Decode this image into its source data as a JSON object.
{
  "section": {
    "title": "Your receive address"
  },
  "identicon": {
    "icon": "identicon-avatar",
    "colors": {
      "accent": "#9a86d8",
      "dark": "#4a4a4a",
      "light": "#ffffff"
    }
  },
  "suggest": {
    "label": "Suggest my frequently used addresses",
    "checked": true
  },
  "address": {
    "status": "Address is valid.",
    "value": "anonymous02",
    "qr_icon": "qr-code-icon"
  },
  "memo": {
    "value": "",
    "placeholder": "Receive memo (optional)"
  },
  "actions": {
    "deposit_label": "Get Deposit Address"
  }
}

• _TASK STATEMENT_:
Exactly reproduce the material above.

• _RESPONSE TO THE EXERCISE_:
Decode this image into its source data as a JSON object.
{
  "section": {
    "title": "Your receive address"
  },
  "identicon": {
    "icon": "identicon-avatar",
    "colors": {
      "accent": "#9a86d8",
      "dark": "#4a4a4a",
      "light": "#ffffff"
    }
  },
  "suggest": {
    "label": "Suggest my frequently used addresses",
    "checked": true
  },
  "address": {
    "status": "Address is valid.",
    "value": "anonymous02",
    "qr_icon": "qr-code-icon"
  },
  "memo": {
    "value": "",
    "placeholder": "Receive memo (optional)"
  },
  "actions": {
    "deposit_label": "Get Deposit Address"
  }
}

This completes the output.